Edit the material below by replacing "paragraph-line" with "body-text-line" wherever it appears, leaving everything else unchanged.
[BEGIN Available data]
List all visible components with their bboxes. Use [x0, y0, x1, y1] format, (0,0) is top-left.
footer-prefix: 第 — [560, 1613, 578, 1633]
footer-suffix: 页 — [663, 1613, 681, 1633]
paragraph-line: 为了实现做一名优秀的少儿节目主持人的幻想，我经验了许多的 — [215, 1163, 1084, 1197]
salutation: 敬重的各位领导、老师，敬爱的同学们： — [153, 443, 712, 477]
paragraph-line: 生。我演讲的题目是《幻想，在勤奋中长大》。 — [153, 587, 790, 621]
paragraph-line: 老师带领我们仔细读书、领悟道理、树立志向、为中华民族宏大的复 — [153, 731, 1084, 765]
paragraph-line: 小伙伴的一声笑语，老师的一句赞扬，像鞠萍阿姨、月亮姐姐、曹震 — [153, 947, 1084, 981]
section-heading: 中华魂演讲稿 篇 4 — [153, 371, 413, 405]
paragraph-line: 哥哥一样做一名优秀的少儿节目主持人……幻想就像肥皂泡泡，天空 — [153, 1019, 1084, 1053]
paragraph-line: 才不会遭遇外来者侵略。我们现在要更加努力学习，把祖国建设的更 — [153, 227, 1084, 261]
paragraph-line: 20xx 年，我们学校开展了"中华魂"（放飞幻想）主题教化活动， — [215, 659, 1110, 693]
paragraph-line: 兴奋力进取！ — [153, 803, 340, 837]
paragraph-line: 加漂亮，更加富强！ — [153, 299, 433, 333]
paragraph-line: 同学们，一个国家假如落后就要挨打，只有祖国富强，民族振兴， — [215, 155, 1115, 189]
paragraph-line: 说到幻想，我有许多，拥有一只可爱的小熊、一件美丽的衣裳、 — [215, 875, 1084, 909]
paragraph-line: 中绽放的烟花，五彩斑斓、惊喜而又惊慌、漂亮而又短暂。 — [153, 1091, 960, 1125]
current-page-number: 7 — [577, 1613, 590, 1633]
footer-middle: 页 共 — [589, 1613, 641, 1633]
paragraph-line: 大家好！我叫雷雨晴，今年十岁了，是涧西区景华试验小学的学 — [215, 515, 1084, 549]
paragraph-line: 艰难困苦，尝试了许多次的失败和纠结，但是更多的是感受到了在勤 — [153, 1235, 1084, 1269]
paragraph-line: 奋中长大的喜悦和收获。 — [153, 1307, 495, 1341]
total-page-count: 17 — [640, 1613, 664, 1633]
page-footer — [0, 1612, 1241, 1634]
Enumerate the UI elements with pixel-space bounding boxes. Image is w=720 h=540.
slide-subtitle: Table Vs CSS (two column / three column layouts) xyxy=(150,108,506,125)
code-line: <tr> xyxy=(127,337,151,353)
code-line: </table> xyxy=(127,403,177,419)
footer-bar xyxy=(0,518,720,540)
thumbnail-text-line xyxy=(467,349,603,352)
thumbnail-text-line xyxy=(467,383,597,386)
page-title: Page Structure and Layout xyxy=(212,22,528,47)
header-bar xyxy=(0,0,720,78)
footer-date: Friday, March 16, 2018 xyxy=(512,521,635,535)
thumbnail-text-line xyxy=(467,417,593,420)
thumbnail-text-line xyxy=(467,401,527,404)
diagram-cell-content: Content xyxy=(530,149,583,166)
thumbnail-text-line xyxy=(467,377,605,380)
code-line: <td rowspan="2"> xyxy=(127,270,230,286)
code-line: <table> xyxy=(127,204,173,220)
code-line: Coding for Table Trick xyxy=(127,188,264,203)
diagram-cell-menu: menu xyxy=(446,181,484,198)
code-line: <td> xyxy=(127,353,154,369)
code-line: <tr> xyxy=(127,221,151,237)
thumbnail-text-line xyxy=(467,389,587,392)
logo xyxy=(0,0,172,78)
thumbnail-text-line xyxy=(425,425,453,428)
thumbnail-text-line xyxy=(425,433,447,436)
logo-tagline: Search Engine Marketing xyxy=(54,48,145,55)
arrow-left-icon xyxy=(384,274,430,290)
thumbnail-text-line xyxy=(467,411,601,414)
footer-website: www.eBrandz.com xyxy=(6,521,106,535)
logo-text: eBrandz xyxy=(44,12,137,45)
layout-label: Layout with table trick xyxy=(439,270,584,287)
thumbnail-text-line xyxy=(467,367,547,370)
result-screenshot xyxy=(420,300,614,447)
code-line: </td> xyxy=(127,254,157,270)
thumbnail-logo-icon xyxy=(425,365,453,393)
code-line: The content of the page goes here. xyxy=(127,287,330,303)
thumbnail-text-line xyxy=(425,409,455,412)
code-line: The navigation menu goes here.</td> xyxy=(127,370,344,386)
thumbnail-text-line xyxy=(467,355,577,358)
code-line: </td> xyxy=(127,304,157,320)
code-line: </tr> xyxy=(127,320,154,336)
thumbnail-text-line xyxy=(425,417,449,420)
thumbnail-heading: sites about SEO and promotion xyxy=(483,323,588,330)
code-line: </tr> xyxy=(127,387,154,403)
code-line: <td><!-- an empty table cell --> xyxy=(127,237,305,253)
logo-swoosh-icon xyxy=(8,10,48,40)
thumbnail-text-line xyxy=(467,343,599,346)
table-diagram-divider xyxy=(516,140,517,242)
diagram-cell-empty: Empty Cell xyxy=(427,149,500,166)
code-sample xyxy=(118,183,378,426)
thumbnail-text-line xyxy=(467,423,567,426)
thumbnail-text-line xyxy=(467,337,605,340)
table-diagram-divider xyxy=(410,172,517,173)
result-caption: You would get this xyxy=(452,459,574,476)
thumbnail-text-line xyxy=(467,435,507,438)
[END Available data]
• _Task result_:
List all visible components with their bboxes. Use [x0, y0, x1, y1] format, (0,0) is top-left.
footer-prefix: 第 — [560, 1613, 578, 1633]
footer-suffix: 页 — [663, 1613, 681, 1633]
body-text-line: 为了实现做一名优秀的少儿节目主持人的幻想，我经验了许多的 — [215, 1163, 1084, 1197]
salutation: 敬重的各位领导、老师，敬爱的同学们： — [153, 443, 712, 477]
body-text-line: 生。我演讲的题目是《幻想，在勤奋中长大》。 — [153, 587, 790, 621]
body-text-line: 老师带领我们仔细读书、领悟道理、树立志向、为中华民族宏大的复 — [153, 731, 1084, 765]
body-text-line: 小伙伴的一声笑语，老师的一句赞扬，像鞠萍阿姨、月亮姐姐、曹震 — [153, 947, 1084, 981]
section-heading: 中华魂演讲稿 篇 4 — [153, 371, 413, 405]
body-text-line: 哥哥一样做一名优秀的少儿节目主持人……幻想就像肥皂泡泡，天空 — [153, 1019, 1084, 1053]
body-text-line: 才不会遭遇外来者侵略。我们现在要更加努力学习，把祖国建设的更 — [153, 227, 1084, 261]
body-text-line: 20xx 年，我们学校开展了"中华魂"（放飞幻想）主题教化活动， — [215, 659, 1110, 693]
body-text-line: 兴奋力进取！ — [153, 803, 340, 837]
body-text-line: 加漂亮，更加富强！ — [153, 299, 433, 333]
body-text-line: 同学们，一个国家假如落后就要挨打，只有祖国富强，民族振兴， — [215, 155, 1115, 189]
body-text-line: 说到幻想，我有许多，拥有一只可爱的小熊、一件美丽的衣裳、 — [215, 875, 1084, 909]
body-text-line: 中绽放的烟花，五彩斑斓、惊喜而又惊慌、漂亮而又短暂。 — [153, 1091, 960, 1125]
current-page-number: 7 — [577, 1613, 590, 1633]
footer-middle: 页 共 — [589, 1613, 641, 1633]
body-text-line: 大家好！我叫雷雨晴，今年十岁了，是涧西区景华试验小学的学 — [215, 515, 1084, 549]
body-text-line: 艰难困苦，尝试了许多次的失败和纠结，但是更多的是感受到了在勤 — [153, 1235, 1084, 1269]
body-text-line: 奋中长大的喜悦和收获。 — [153, 1307, 495, 1341]
total-page-count: 17 — [640, 1613, 664, 1633]
page-footer — [0, 1612, 1241, 1634]
Enumerate the UI elements with pixel-space bounding boxes. Image is w=720 h=540.
slide-subtitle: Table Vs CSS (two column / three column layouts) xyxy=(150,108,506,125)
code-line: <tr> xyxy=(127,337,151,353)
code-line: </table> xyxy=(127,403,177,419)
footer-bar xyxy=(0,518,720,540)
thumbnail-text-line xyxy=(467,349,603,352)
thumbnail-text-line xyxy=(467,383,597,386)
page-title: Page Structure and Layout xyxy=(212,22,528,47)
header-bar xyxy=(0,0,720,78)
footer-date: Friday, March 16, 2018 xyxy=(512,521,635,535)
thumbnail-text-line xyxy=(467,417,593,420)
thumbnail-text-line xyxy=(467,401,527,404)
diagram-cell-content: Content xyxy=(530,149,583,166)
thumbnail-text-line xyxy=(467,377,605,380)
code-line: <td rowspan="2"> xyxy=(127,270,230,286)
code-line: <table> xyxy=(127,204,173,220)
code-line: Coding for Table Trick xyxy=(127,188,264,203)
diagram-cell-menu: menu xyxy=(446,181,484,198)
code-line: <td> xyxy=(127,353,154,369)
code-line: <tr> xyxy=(127,221,151,237)
thumbnail-text-line xyxy=(467,389,587,392)
logo xyxy=(0,0,172,78)
thumbnail-text-line xyxy=(425,425,453,428)
thumbnail-text-line xyxy=(425,433,447,436)
logo-tagline: Search Engine Marketing xyxy=(54,48,145,55)
arrow-left-icon xyxy=(384,274,430,290)
thumbnail-text-line xyxy=(467,411,601,414)
footer-website: www.eBrandz.com xyxy=(6,521,106,535)
logo-text: eBrandz xyxy=(44,12,137,45)
layout-label: Layout with table trick xyxy=(439,270,584,287)
thumbnail-text-line xyxy=(467,367,547,370)
result-screenshot xyxy=(420,300,614,447)
code-line: </td> xyxy=(127,254,157,270)
thumbnail-logo-icon xyxy=(425,365,453,393)
code-line: The content of the page goes here. xyxy=(127,287,330,303)
thumbnail-text-line xyxy=(425,409,455,412)
code-line: The navigation menu goes here.</td> xyxy=(127,370,344,386)
thumbnail-text-line xyxy=(467,355,577,358)
code-line: </td> xyxy=(127,304,157,320)
code-line: </tr> xyxy=(127,320,154,336)
thumbnail-text-line xyxy=(425,417,449,420)
thumbnail-heading: sites about SEO and promotion xyxy=(483,323,588,330)
code-line: </tr> xyxy=(127,387,154,403)
code-line: <td><!-- an empty table cell --> xyxy=(127,237,305,253)
logo-swoosh-icon xyxy=(8,10,48,40)
thumbnail-text-line xyxy=(467,343,599,346)
table-diagram-divider xyxy=(516,140,517,242)
diagram-cell-empty: Empty Cell xyxy=(427,149,500,166)
code-sample xyxy=(118,183,378,426)
thumbnail-text-line xyxy=(467,423,567,426)
thumbnail-text-line xyxy=(467,337,605,340)
table-diagram-divider xyxy=(410,172,517,173)
result-caption: You would get this xyxy=(452,459,574,476)
thumbnail-text-line xyxy=(467,435,507,438)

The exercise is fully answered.